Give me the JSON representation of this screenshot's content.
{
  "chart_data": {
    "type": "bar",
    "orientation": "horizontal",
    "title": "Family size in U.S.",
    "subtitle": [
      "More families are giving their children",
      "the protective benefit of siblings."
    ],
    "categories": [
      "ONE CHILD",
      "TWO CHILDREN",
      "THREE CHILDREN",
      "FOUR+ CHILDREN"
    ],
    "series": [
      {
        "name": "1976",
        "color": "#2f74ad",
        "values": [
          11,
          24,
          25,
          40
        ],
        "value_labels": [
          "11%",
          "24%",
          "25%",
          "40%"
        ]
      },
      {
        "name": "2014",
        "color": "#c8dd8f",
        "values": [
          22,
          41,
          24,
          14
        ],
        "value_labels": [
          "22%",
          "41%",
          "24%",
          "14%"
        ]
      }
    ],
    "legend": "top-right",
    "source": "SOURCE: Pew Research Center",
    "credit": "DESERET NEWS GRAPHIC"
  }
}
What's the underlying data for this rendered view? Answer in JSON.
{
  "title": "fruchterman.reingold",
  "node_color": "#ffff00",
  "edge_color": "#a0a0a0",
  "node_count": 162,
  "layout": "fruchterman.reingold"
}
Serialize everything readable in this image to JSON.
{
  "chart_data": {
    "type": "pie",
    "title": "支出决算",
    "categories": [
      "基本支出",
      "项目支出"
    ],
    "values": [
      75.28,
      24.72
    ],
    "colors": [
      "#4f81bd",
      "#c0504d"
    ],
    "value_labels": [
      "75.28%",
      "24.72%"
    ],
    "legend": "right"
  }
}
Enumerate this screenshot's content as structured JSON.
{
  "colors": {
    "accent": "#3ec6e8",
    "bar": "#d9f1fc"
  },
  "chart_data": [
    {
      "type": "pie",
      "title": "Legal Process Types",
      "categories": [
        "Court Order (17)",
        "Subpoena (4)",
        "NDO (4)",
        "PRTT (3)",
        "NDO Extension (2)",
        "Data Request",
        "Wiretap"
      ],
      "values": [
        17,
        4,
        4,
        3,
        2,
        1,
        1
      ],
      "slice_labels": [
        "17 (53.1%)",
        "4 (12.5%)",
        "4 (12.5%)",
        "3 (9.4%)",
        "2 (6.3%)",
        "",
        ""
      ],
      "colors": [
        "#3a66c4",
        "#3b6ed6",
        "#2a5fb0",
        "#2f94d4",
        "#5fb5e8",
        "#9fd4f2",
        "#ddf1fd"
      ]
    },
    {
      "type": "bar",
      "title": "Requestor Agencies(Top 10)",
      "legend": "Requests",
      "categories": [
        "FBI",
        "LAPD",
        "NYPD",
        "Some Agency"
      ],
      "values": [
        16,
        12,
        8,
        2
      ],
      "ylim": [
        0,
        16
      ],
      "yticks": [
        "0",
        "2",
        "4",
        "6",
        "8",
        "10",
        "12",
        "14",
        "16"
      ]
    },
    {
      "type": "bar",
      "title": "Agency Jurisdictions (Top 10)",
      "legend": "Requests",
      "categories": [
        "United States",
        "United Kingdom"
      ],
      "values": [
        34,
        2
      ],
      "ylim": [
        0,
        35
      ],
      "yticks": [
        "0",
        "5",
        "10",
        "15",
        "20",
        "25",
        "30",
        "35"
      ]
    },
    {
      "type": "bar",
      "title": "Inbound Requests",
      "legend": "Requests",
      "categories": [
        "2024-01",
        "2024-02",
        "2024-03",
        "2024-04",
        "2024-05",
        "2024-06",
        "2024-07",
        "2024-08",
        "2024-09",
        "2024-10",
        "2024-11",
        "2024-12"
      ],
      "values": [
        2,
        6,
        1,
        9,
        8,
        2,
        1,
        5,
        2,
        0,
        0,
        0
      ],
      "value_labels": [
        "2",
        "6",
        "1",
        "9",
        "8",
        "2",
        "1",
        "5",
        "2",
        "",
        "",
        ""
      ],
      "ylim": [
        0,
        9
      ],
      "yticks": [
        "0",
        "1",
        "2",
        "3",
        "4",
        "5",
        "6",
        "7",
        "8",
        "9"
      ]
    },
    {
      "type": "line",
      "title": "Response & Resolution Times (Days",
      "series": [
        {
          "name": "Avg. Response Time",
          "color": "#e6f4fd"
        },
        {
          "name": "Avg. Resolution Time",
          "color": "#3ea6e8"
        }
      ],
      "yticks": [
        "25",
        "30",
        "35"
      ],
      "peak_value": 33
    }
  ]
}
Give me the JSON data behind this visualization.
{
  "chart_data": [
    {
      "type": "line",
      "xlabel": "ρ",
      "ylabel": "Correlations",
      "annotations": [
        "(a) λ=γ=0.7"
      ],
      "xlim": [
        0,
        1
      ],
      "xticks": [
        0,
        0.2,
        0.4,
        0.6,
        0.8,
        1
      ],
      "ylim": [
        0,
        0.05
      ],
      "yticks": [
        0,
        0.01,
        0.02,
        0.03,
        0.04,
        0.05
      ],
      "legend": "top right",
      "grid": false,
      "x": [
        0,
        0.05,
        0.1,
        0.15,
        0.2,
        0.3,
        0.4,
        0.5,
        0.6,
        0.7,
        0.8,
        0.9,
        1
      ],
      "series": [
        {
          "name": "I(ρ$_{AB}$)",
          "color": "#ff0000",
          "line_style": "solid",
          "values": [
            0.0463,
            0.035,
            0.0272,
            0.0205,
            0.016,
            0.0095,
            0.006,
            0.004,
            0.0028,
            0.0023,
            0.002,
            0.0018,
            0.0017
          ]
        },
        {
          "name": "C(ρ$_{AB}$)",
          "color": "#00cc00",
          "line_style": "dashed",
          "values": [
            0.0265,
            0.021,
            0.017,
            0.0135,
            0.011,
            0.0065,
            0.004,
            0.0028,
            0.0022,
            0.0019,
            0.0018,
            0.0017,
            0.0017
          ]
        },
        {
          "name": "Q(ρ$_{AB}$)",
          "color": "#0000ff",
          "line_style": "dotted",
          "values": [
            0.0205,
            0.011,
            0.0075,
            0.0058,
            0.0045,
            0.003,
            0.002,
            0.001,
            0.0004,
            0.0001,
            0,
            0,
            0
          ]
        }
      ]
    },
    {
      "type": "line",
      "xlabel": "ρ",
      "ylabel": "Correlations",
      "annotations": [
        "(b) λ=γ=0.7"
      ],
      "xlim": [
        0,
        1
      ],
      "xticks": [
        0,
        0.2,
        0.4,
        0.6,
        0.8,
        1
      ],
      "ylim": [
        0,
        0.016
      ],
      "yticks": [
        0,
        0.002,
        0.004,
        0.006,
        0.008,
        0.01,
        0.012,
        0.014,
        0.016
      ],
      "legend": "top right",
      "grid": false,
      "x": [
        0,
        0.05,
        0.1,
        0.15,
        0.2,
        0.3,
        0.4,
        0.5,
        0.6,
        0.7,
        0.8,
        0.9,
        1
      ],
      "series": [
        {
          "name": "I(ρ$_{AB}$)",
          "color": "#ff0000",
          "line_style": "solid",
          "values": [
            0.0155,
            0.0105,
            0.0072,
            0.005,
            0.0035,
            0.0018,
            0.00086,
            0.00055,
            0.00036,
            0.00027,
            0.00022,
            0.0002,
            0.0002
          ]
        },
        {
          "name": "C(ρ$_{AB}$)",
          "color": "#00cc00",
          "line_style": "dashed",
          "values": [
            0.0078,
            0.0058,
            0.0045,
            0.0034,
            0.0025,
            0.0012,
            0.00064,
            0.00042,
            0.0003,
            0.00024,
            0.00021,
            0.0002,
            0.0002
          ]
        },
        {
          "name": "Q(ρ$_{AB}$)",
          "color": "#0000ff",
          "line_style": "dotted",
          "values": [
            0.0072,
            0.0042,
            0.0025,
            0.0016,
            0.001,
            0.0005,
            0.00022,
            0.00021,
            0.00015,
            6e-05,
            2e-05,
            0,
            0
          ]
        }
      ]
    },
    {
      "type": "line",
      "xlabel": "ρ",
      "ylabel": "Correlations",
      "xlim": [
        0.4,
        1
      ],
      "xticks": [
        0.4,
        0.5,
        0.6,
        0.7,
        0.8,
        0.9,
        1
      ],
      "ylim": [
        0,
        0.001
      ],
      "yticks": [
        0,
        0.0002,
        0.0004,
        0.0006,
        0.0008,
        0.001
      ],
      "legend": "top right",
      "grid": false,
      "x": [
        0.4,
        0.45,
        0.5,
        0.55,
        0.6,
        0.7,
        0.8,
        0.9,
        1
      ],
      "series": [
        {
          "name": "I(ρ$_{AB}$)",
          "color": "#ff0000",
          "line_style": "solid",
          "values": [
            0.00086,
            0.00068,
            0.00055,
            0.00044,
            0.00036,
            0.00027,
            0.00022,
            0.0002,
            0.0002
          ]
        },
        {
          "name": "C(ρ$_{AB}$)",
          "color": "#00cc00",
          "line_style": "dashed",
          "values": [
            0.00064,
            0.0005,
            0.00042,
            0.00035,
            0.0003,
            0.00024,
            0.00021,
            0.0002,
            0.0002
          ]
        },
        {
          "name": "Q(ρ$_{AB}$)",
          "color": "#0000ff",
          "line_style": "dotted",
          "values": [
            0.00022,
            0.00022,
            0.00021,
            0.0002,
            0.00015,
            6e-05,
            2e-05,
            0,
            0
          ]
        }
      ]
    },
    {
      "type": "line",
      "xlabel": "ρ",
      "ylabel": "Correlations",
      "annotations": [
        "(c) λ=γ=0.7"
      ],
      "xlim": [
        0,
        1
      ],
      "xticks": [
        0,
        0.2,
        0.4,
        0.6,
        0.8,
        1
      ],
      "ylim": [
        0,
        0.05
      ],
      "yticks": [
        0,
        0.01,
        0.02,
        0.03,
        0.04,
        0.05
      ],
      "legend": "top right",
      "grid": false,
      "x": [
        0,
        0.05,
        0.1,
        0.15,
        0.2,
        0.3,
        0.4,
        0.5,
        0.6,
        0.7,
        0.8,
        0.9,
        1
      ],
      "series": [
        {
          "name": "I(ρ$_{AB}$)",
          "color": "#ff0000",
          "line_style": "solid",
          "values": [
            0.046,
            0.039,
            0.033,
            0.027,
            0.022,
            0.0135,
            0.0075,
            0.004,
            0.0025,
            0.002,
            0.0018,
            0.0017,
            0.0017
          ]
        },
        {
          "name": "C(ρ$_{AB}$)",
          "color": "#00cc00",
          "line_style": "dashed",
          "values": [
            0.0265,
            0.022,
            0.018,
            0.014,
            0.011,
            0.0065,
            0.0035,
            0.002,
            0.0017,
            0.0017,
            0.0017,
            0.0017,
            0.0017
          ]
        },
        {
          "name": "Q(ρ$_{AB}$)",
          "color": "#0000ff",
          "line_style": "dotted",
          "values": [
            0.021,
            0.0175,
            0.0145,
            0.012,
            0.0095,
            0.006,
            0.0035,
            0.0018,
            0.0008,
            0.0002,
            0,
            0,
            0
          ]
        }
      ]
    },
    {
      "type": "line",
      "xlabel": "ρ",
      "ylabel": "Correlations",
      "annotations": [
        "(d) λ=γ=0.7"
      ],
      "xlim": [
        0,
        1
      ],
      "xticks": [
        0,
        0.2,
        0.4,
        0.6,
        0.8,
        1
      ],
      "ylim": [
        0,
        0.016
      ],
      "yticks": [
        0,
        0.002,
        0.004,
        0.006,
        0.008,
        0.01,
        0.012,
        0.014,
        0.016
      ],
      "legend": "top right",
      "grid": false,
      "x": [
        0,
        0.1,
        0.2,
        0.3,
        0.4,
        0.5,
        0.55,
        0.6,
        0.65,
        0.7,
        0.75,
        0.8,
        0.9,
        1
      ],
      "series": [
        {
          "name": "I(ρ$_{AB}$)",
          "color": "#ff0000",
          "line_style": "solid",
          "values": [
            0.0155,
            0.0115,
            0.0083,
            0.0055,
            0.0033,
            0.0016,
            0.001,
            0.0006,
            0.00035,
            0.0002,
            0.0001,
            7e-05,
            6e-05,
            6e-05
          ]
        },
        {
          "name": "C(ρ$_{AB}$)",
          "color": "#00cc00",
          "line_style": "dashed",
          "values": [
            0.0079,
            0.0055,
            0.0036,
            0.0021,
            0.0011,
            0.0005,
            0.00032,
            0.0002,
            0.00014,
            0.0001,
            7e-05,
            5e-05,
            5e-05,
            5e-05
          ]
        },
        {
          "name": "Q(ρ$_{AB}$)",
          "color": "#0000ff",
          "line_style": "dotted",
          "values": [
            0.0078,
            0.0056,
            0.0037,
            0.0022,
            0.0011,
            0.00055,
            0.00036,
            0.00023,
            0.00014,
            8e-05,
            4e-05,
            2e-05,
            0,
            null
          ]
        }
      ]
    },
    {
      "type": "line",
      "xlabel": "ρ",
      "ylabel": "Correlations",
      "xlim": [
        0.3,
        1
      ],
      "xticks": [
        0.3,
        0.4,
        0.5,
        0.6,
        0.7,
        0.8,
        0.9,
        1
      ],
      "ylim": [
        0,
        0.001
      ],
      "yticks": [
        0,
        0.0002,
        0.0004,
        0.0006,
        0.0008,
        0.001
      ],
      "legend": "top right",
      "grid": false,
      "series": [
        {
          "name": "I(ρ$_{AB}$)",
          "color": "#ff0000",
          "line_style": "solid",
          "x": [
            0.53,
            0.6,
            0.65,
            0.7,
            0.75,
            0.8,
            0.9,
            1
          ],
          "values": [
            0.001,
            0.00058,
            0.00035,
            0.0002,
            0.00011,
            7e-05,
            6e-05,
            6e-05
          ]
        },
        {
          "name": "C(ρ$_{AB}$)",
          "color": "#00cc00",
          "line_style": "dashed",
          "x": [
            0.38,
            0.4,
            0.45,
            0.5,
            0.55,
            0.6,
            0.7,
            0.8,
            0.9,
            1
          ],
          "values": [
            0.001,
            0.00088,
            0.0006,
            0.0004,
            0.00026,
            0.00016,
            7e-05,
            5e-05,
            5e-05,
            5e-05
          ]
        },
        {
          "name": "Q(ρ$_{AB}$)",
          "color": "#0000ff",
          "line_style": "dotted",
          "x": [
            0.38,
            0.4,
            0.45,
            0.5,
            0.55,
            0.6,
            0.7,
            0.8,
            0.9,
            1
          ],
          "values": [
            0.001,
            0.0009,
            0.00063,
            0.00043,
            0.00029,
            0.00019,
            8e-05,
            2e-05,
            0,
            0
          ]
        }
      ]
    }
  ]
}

### Description of the task
Copy each line from the data above that includes "Response".

### Final result
      "title": "Response & Resolution Times (Days",
          "name": "Avg. Response Time",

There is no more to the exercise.